— BEGIN Task input —

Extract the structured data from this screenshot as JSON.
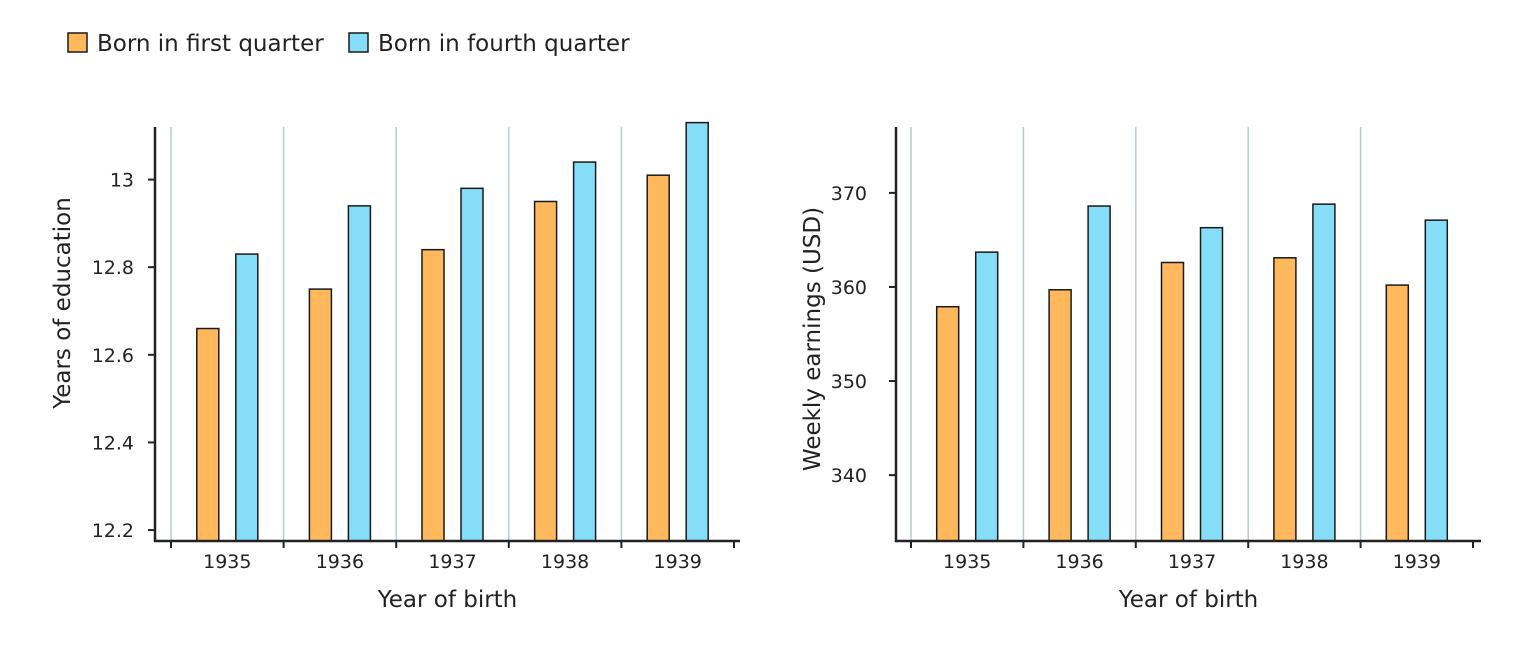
{
  "legend": {
    "items": [
      {
        "label": "Born in first quarter",
        "color": "#FFB85C"
      },
      {
        "label": "Born in fourth quarter",
        "color": "#85DDF7"
      }
    ]
  },
  "colors": {
    "axis": "#222222",
    "gridline": "#B8C9D6",
    "bar_stroke": "#1a1a1a"
  },
  "chart_data": [
    {
      "type": "bar",
      "title": "",
      "xlabel": "Year of birth",
      "ylabel": "Years of education",
      "categories": [
        "1935",
        "1936",
        "1937",
        "1938",
        "1939"
      ],
      "series": [
        {
          "name": "Born in first quarter",
          "values": [
            12.66,
            12.75,
            12.84,
            12.95,
            13.01
          ]
        },
        {
          "name": "Born in fourth quarter",
          "values": [
            12.83,
            12.94,
            12.98,
            13.04,
            13.13
          ]
        }
      ],
      "ylim": [
        12.175,
        13.12
      ],
      "yticks": [
        "12.2",
        "12.4",
        "12.6",
        "12.8",
        "13"
      ],
      "ytick_values": [
        12.2,
        12.4,
        12.6,
        12.8,
        13.0
      ],
      "grid": "vertical separators between categories"
    },
    {
      "type": "bar",
      "title": "",
      "xlabel": "Year of birth",
      "ylabel": "Weekly earnings (USD)",
      "categories": [
        "1935",
        "1936",
        "1937",
        "1938",
        "1939"
      ],
      "series": [
        {
          "name": "Born in first quarter",
          "values": [
            357.9,
            359.7,
            362.6,
            363.1,
            360.2
          ]
        },
        {
          "name": "Born in fourth quarter",
          "values": [
            363.7,
            368.6,
            366.3,
            368.8,
            367.1
          ]
        }
      ],
      "ylim": [
        333.0,
        377.0
      ],
      "yticks": [
        "340",
        "350",
        "360",
        "370"
      ],
      "ytick_values": [
        340,
        350,
        360,
        370
      ],
      "grid": "vertical separators between categories"
    }
  ]
}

— END Task input —

What this task involves
Copy the records exactly as they appear, excluding images.

Response to the task
Extract the structured data from this screenshot as JSON.
{
  "legend": {
    "items": [
      {
        "label": "Born in first quarter",
        "color": "#FFB85C"
      },
      {
        "label": "Born in fourth quarter",
        "color": "#85DDF7"
      }
    ]
  },
  "colors": {
    "axis": "#222222",
    "gridline": "#B8C9D6",
    "bar_stroke": "#1a1a1a"
  },
  "chart_data": [
    {
      "type": "bar",
      "title": "",
      "xlabel": "Year of birth",
      "ylabel": "Years of education",
      "categories": [
        "1935",
        "1936",
        "1937",
        "1938",
        "1939"
      ],
      "series": [
        {
          "name": "Born in first quarter",
          "values": [
            12.66,
            12.75,
            12.84,
            12.95,
            13.01
          ]
        },
        {
          "name": "Born in fourth quarter",
          "values": [
            12.83,
            12.94,
            12.98,
            13.04,
            13.13
          ]
        }
      ],
      "ylim": [
        12.175,
        13.12
      ],
      "yticks": [
        "12.2",
        "12.4",
        "12.6",
        "12.8",
        "13"
      ],
      "ytick_values": [
        12.2,
        12.4,
        12.6,
        12.8,
        13.0
      ],
      "grid": "vertical separators between categories"
    },
    {
      "type": "bar",
      "title": "",
      "xlabel": "Year of birth",
      "ylabel": "Weekly earnings (USD)",
      "categories": [
        "1935",
        "1936",
        "1937",
        "1938",
        "1939"
      ],
      "series": [
        {
          "name": "Born in first quarter",
          "values": [
            357.9,
            359.7,
            362.6,
            363.1,
            360.2
          ]
        },
        {
          "name": "Born in fourth quarter",
          "values": [
            363.7,
            368.6,
            366.3,
            368.8,
            367.1
          ]
        }
      ],
      "ylim": [
        333.0,
        377.0
      ],
      "yticks": [
        "340",
        "350",
        "360",
        "370"
      ],
      "ytick_values": [
        340,
        350,
        360,
        370
      ],
      "grid": "vertical separators between categories"
    }
  ]
}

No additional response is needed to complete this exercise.